■ **Written exercise**: Copy out each line that includes the word "ladi".

■ **Listed records**:
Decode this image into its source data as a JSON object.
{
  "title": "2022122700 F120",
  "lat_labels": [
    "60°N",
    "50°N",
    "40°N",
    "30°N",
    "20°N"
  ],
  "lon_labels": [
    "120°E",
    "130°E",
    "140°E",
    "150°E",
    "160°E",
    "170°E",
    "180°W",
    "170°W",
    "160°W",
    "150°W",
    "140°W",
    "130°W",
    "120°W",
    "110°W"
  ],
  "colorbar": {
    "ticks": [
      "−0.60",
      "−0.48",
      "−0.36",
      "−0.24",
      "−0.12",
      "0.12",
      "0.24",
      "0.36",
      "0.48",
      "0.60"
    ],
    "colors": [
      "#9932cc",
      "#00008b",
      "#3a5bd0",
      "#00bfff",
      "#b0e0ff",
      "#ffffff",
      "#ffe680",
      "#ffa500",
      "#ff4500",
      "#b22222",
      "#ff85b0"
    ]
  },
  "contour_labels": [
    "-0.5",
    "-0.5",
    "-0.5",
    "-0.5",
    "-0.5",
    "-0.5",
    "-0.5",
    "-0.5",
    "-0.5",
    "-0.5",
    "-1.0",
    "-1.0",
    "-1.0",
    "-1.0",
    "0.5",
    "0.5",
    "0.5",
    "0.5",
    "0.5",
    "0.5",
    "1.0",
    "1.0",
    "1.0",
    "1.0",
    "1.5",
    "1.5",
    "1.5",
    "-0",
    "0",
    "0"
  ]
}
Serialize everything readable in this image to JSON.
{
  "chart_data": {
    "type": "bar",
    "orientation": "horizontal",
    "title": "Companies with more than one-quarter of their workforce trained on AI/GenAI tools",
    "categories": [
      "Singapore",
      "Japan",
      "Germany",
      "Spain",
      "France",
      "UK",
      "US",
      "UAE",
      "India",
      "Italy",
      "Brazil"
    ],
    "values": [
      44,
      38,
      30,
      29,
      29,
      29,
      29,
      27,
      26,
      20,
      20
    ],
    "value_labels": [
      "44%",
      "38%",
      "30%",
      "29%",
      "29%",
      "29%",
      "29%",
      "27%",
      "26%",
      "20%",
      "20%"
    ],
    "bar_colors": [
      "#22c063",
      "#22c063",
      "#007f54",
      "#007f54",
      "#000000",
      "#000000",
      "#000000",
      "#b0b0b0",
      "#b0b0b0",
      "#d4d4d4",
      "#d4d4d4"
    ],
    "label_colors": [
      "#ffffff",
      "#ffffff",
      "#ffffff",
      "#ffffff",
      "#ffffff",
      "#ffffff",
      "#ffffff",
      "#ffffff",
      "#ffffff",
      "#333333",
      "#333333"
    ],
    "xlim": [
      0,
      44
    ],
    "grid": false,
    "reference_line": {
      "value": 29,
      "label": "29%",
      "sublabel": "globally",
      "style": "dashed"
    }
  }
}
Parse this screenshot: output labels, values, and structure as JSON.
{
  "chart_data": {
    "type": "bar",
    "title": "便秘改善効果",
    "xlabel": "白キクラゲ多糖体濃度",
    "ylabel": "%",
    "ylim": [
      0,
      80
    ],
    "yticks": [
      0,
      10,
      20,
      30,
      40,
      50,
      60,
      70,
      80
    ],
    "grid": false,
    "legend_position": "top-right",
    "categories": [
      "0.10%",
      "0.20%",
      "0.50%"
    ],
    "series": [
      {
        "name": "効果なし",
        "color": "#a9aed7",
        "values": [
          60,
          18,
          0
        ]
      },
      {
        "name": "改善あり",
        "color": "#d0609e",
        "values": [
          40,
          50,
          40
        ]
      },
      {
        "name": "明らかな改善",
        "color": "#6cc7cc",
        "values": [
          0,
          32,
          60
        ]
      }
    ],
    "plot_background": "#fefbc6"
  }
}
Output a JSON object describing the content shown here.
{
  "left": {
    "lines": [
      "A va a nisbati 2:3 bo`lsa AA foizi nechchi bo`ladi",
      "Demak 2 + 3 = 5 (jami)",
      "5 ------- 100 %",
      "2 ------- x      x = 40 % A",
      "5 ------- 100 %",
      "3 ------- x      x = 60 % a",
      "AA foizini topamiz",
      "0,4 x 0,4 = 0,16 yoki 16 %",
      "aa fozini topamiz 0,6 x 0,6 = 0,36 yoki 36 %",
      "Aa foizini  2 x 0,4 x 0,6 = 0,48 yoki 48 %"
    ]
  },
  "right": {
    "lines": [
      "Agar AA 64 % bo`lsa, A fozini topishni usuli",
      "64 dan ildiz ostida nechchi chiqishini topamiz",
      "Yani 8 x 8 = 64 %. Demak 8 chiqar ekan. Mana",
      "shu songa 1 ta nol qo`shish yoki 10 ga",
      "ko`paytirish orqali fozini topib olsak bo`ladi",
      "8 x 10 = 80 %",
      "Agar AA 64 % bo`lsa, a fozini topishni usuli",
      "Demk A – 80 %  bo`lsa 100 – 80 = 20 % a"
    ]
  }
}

■ **Result for this task**:
      "A va a nisbati 2:3 bo`lsa AA foizi nechchi bo`ladi",
      "ko`paytirish orqali fozini topib olsak bo`ladi",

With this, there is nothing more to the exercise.